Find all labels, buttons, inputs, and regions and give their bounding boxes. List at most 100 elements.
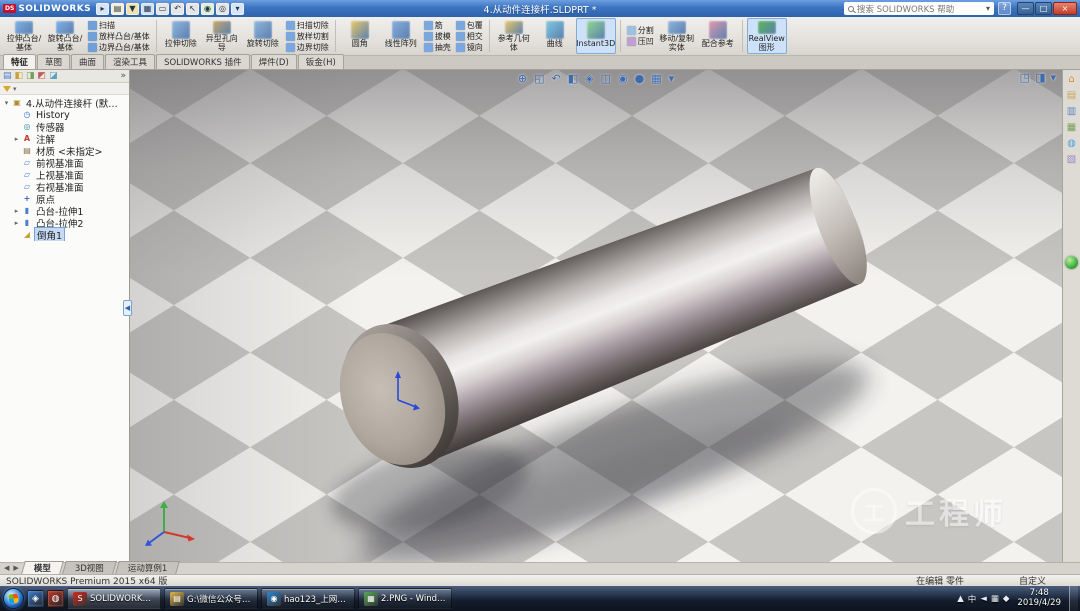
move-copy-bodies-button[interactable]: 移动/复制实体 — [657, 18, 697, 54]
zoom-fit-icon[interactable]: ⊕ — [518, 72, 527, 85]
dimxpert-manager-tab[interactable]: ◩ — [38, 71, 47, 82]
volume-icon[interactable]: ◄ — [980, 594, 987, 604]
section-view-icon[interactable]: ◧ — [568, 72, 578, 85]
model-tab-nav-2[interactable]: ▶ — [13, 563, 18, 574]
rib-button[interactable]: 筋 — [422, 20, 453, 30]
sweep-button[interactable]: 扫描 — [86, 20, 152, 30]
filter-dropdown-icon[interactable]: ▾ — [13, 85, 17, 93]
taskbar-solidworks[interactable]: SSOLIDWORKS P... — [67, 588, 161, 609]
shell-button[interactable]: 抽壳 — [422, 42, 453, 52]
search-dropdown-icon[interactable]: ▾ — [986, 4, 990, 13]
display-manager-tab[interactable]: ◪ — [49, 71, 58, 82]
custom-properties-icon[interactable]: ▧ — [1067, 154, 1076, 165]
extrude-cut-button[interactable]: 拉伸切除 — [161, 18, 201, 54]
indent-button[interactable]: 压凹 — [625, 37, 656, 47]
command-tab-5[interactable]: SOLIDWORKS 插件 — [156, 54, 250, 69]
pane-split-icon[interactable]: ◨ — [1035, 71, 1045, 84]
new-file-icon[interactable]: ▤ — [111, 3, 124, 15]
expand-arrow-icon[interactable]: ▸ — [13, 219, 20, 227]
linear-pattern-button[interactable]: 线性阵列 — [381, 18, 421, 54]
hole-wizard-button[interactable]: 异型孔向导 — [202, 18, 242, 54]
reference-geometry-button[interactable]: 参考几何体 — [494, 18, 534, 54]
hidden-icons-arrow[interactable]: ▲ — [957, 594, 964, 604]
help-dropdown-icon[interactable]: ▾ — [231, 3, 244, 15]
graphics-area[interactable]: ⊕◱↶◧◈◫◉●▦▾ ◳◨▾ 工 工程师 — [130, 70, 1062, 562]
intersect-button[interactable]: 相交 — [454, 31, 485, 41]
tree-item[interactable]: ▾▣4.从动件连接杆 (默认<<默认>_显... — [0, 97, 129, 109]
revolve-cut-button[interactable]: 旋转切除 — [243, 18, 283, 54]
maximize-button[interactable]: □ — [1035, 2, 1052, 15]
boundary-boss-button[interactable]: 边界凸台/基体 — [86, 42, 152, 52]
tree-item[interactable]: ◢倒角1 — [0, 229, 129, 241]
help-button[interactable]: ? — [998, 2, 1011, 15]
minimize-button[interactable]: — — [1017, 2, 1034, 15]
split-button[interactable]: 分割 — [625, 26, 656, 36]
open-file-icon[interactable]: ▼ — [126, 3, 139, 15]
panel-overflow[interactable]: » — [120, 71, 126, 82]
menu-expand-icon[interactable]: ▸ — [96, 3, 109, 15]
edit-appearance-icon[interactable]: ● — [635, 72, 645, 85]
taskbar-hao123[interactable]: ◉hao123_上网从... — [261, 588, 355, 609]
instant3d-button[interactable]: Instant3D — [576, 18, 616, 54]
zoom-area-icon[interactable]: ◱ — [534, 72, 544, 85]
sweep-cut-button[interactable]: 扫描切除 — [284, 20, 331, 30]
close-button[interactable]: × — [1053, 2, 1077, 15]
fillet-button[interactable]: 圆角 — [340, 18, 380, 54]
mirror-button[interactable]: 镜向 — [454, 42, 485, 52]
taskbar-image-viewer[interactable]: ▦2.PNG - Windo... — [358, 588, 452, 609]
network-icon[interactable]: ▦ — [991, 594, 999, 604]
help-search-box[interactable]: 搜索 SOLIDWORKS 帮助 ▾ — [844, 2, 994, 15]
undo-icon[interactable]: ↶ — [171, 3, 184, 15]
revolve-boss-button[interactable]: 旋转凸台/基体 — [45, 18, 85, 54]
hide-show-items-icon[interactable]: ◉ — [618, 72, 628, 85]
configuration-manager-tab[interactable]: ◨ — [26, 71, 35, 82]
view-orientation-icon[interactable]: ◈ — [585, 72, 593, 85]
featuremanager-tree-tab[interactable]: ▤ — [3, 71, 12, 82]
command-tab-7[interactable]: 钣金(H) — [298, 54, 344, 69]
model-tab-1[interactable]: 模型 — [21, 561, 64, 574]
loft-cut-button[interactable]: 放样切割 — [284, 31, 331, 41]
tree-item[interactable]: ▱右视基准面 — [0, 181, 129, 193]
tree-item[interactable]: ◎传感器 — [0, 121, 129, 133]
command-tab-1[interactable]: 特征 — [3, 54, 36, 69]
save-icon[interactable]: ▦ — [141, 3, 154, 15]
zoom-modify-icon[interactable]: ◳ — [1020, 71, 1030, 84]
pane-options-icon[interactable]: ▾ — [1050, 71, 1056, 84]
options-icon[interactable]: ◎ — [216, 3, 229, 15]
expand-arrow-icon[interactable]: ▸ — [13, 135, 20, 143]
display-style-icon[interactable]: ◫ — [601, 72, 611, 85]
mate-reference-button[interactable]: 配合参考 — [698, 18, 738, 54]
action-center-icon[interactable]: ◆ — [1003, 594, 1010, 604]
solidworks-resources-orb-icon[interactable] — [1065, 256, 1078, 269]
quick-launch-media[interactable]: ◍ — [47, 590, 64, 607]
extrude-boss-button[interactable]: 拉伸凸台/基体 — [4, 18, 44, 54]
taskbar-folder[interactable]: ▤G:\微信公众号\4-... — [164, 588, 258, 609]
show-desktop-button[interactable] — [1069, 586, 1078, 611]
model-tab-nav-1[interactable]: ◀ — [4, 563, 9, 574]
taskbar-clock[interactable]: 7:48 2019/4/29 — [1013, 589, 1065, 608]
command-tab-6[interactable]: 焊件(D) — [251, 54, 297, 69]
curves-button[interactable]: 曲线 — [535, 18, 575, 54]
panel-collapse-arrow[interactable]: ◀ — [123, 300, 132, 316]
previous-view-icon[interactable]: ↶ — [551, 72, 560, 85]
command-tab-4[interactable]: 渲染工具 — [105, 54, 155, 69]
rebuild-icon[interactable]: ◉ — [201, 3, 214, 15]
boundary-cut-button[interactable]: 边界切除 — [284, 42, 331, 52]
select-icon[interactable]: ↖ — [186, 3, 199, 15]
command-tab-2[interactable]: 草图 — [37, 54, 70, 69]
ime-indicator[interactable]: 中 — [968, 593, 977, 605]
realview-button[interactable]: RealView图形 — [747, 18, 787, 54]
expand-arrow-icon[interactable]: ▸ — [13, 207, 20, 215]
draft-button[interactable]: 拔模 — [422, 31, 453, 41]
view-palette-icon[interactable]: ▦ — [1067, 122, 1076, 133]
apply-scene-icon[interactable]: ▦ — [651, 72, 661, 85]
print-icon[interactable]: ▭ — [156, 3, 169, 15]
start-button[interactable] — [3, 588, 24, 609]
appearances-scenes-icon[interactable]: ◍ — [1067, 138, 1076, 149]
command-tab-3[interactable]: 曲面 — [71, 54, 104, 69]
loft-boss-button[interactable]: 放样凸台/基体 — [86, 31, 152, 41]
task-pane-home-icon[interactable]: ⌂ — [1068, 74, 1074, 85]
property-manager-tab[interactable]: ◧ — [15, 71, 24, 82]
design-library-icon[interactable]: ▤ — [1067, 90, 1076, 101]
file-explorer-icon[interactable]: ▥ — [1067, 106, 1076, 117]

━━━━━━━━━━

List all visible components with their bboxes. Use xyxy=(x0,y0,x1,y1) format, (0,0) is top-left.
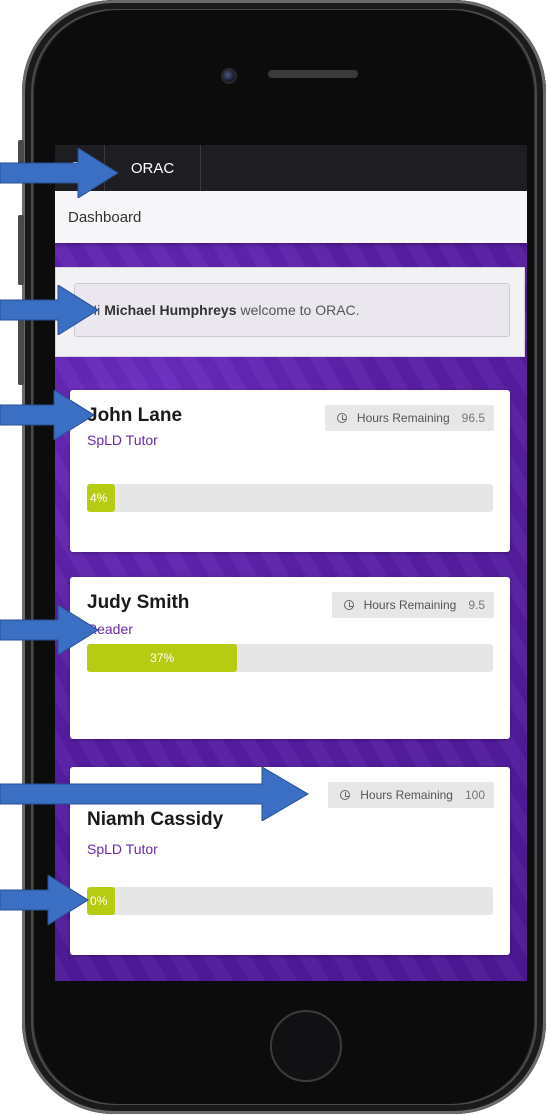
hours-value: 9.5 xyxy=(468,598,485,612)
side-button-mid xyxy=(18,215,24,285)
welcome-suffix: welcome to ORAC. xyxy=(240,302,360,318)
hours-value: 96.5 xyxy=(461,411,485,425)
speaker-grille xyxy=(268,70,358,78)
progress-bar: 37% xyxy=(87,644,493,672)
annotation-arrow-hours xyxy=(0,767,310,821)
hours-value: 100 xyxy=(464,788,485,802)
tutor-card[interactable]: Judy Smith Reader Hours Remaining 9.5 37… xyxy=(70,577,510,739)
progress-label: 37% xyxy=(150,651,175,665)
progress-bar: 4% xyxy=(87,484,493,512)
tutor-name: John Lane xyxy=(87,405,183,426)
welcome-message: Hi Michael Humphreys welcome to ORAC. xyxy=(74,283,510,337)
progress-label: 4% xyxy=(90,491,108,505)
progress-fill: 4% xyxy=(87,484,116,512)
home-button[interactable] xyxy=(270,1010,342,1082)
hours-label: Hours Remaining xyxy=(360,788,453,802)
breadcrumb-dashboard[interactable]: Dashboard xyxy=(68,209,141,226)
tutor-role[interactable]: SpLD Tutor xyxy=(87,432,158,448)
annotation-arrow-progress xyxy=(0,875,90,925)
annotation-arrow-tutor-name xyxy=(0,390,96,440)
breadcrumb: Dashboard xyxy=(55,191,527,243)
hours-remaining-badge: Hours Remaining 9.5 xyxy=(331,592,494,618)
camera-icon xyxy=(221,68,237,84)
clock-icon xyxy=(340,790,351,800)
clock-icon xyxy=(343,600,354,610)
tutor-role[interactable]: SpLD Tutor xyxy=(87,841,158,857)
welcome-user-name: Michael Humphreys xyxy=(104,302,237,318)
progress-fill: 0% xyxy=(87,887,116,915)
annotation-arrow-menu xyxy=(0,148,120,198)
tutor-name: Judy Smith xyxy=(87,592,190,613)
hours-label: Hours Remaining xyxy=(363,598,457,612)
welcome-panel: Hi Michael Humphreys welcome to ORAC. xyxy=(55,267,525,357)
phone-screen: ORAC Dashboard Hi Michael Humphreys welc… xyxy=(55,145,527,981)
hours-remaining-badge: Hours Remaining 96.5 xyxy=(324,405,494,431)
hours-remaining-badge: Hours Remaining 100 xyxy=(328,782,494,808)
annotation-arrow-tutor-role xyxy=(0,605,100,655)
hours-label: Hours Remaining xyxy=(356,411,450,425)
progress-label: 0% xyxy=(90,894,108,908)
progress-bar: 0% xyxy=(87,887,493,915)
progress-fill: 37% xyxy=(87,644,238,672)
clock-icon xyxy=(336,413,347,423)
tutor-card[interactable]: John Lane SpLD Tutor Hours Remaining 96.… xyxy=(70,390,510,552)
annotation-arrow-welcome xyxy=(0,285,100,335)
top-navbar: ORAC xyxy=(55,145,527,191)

━━━━━━━━━━

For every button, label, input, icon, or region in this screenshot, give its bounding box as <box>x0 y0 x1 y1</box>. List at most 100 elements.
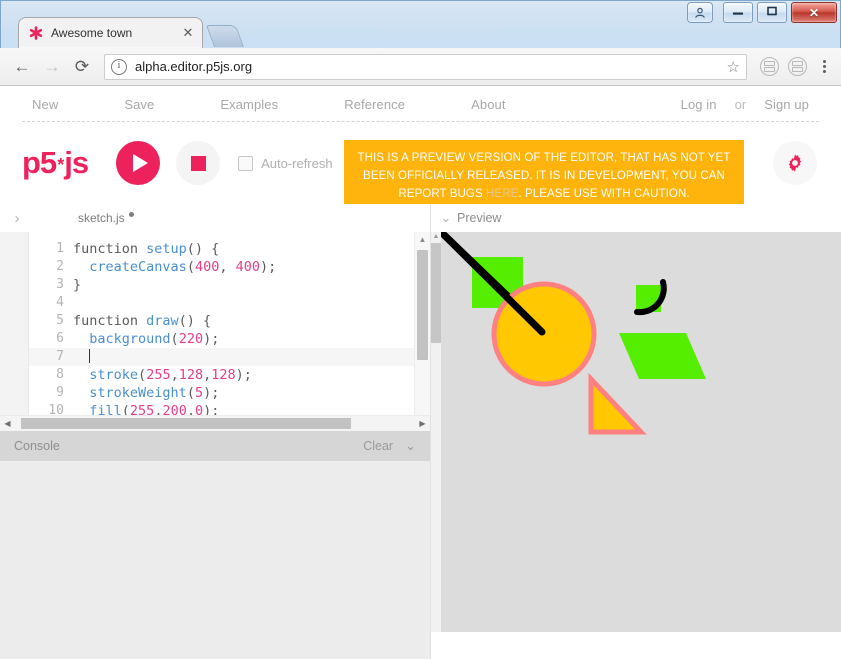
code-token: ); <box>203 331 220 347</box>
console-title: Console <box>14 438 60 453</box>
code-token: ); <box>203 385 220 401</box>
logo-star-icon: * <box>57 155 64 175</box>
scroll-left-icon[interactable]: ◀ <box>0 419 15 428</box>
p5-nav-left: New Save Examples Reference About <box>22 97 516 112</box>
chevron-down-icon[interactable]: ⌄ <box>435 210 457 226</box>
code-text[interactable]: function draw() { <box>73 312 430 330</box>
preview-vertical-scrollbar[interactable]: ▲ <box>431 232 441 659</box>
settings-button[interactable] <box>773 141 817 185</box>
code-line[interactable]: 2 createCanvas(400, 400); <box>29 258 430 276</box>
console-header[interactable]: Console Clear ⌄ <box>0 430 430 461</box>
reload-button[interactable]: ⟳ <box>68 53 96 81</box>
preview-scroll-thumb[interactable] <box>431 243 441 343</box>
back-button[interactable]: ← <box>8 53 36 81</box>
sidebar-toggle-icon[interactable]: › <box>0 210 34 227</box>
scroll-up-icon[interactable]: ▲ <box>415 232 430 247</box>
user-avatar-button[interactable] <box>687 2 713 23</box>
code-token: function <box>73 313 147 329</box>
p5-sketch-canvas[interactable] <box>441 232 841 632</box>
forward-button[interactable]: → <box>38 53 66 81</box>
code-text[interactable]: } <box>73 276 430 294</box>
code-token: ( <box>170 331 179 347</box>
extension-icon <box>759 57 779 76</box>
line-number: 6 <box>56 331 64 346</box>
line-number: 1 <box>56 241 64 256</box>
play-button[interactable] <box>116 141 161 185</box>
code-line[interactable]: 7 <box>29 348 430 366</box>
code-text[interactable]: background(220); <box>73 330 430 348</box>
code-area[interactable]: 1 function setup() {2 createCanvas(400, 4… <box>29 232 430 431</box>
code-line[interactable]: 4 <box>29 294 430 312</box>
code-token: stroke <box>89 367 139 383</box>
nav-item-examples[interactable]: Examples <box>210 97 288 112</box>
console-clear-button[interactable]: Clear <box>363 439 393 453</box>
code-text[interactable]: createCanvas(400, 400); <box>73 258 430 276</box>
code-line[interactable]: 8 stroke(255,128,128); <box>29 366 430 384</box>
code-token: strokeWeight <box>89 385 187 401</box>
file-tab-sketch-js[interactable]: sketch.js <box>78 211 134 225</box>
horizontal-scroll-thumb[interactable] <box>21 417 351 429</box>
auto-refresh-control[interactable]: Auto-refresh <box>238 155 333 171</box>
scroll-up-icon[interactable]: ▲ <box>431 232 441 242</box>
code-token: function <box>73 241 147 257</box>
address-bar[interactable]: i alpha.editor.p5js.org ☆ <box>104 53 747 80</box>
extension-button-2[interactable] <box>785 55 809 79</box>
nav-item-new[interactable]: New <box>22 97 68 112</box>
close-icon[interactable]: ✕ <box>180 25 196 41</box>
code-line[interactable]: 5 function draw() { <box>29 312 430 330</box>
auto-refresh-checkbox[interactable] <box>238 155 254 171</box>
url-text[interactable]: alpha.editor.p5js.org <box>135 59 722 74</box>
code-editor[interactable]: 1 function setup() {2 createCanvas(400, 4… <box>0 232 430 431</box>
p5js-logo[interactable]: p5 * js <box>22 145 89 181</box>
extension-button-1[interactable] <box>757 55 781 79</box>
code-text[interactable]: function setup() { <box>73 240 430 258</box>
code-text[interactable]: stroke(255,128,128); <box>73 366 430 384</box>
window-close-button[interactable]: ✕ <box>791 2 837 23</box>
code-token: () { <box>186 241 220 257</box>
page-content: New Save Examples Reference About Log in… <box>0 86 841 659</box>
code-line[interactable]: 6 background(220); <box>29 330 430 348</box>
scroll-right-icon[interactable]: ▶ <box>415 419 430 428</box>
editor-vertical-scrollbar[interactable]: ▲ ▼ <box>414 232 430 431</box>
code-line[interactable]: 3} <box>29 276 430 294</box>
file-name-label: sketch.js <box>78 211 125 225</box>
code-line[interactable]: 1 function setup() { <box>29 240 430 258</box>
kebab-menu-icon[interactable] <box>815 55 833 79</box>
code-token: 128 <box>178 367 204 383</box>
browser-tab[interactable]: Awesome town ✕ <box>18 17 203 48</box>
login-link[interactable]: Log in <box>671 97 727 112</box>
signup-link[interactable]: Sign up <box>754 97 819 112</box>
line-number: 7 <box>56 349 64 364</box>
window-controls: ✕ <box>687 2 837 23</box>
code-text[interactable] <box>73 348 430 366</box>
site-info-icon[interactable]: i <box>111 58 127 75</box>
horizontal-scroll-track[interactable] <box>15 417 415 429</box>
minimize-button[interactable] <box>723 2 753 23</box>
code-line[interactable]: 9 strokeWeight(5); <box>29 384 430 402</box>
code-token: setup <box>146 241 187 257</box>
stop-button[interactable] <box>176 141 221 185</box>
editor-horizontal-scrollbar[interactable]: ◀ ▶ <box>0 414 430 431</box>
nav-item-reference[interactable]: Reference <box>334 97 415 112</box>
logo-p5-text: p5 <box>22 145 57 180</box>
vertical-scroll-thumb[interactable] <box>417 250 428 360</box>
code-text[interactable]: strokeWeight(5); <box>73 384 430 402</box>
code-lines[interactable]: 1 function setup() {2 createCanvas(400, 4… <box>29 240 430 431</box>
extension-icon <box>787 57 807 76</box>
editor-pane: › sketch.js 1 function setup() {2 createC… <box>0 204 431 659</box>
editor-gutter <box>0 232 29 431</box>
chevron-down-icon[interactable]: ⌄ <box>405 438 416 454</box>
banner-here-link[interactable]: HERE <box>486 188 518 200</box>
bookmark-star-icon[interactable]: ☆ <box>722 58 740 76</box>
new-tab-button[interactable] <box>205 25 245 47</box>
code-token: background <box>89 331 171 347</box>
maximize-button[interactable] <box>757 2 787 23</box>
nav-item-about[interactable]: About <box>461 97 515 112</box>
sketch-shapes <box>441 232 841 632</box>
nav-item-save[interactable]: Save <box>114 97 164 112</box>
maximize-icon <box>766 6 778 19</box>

━━━━━━━━━━

**PROBLEM DESCRIPTION**
Reproduce the lines above without any changes. Begin at the line that contains "code-token: ); <box>203 331 220 347</box>" and stop after the line that contains "code-text[interactable]: function draw()".

**SOLUTION TO THIS EXERCISE**
code-token: ); <box>203 331 220 347</box>
console-title: Console <box>14 438 60 453</box>
code-token: ); <box>203 385 220 401</box>
logo-star-icon: * <box>57 155 64 175</box>
scroll-left-icon[interactable]: ◀ <box>0 419 15 428</box>
p5-nav-left: New Save Examples Reference About <box>22 97 516 112</box>
chevron-down-icon[interactable]: ⌄ <box>435 210 457 226</box>
code-text[interactable]: function draw() { <box>73 312 430 330</box>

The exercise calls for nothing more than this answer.